━━━━━ MATERIAL FOR THE TASK ━━━━━

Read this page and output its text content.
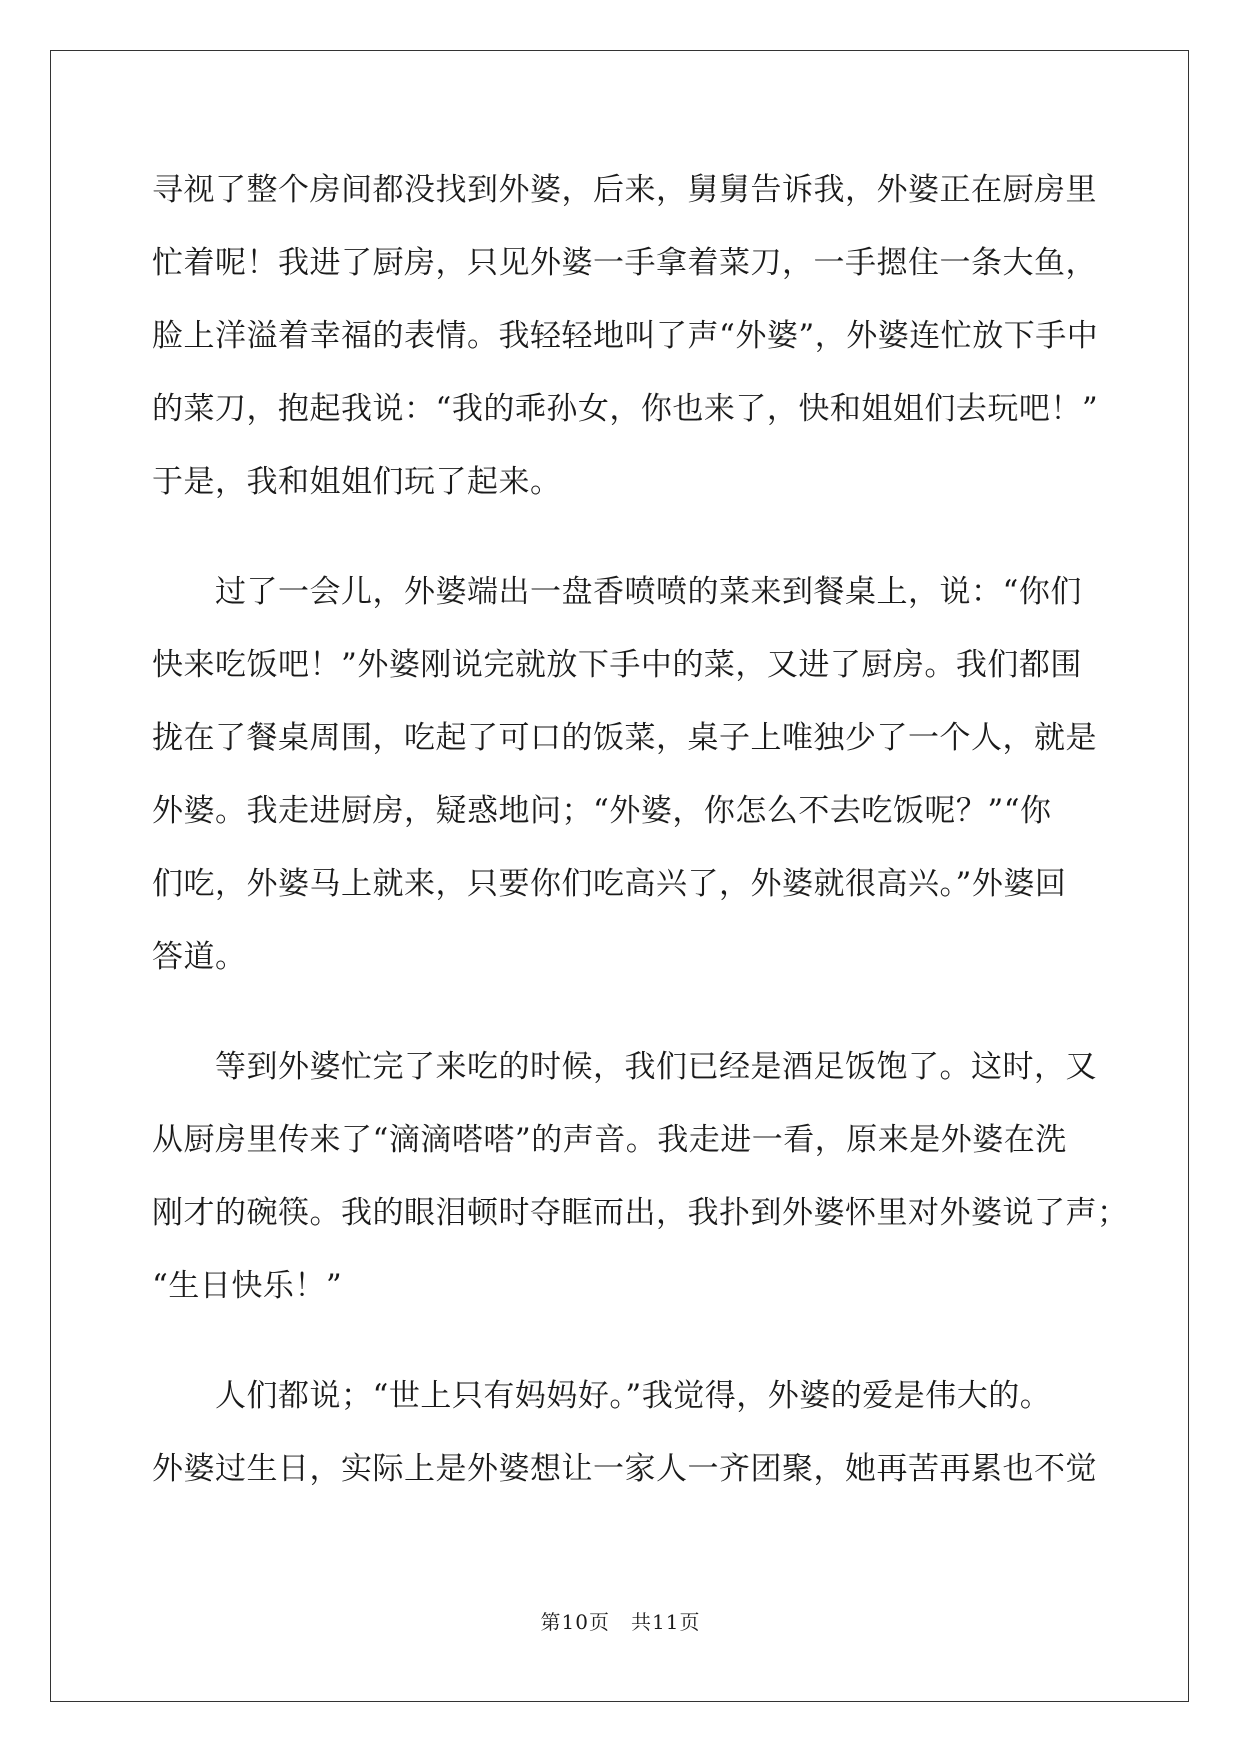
寻视了整个房间都没找到外婆，后来，舅舅告诉我，外婆正在厨房里
忙着呢！我进了厨房，只见外婆一手拿着菜刀，一手摁住一条大鱼，
脸上洋溢着幸福的表情。我轻轻地叫了声“外婆”，外婆连忙放下手中
的菜刀，抱起我说：“我的乖孙女，你也来了，快和姐姐们去玩吧！”
于是，我和姐姐们玩了起来。
　　过了一会儿，外婆端出一盘香喷喷的菜来到餐桌上，说：“你们
快来吃饭吧！”外婆刚说完就放下手中的菜，又进了厨房。我们都围
拢在了餐桌周围，吃起了可口的饭菜，桌子上唯独少了一个人，就是
外婆。我走进厨房，疑惑地问；“外婆，你怎么不去吃饭呢？”“你
们吃，外婆马上就来，只要你们吃高兴了，外婆就很高兴。”外婆回
答道。
　　等到外婆忙完了来吃的时候，我们已经是酒足饭饱了。这时，又
从厨房里传来了“滴滴嗒嗒”的声音。我走进一看，原来是外婆在洗
刚才的碗筷。我的眼泪顿时夺眶而出，我扑到外婆怀里对外婆说了声；
“生日快乐！”
　　人们都说；“世上只有妈妈好。”我觉得，外婆的爱是伟大的。
外婆过生日，实际上是外婆想让一家人一齐团聚，她再苦再累也不觉
第10页　共11页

━━━━━

DIRECTION:
Write out all the entries exactly, except for the pictures.

EXERCISE SOLUTION:
Read this page and output its text content.
寻视了整个房间都没找到外婆，后来，舅舅告诉我，外婆正在厨房里
忙着呢！我进了厨房，只见外婆一手拿着菜刀，一手摁住一条大鱼，
脸上洋溢着幸福的表情。我轻轻地叫了声“外婆”，外婆连忙放下手中
的菜刀，抱起我说：“我的乖孙女，你也来了，快和姐姐们去玩吧！”
于是，我和姐姐们玩了起来。
　　过了一会儿，外婆端出一盘香喷喷的菜来到餐桌上，说：“你们
快来吃饭吧！”外婆刚说完就放下手中的菜，又进了厨房。我们都围
拢在了餐桌周围，吃起了可口的饭菜，桌子上唯独少了一个人，就是
外婆。我走进厨房，疑惑地问；“外婆，你怎么不去吃饭呢？”“你
们吃，外婆马上就来，只要你们吃高兴了，外婆就很高兴。”外婆回
答道。
　　等到外婆忙完了来吃的时候，我们已经是酒足饭饱了。这时，又
从厨房里传来了“滴滴嗒嗒”的声音。我走进一看，原来是外婆在洗
刚才的碗筷。我的眼泪顿时夺眶而出，我扑到外婆怀里对外婆说了声；
“生日快乐！”
　　人们都说；“世上只有妈妈好。”我觉得，外婆的爱是伟大的。
外婆过生日，实际上是外婆想让一家人一齐团聚，她再苦再累也不觉
第10页　共11页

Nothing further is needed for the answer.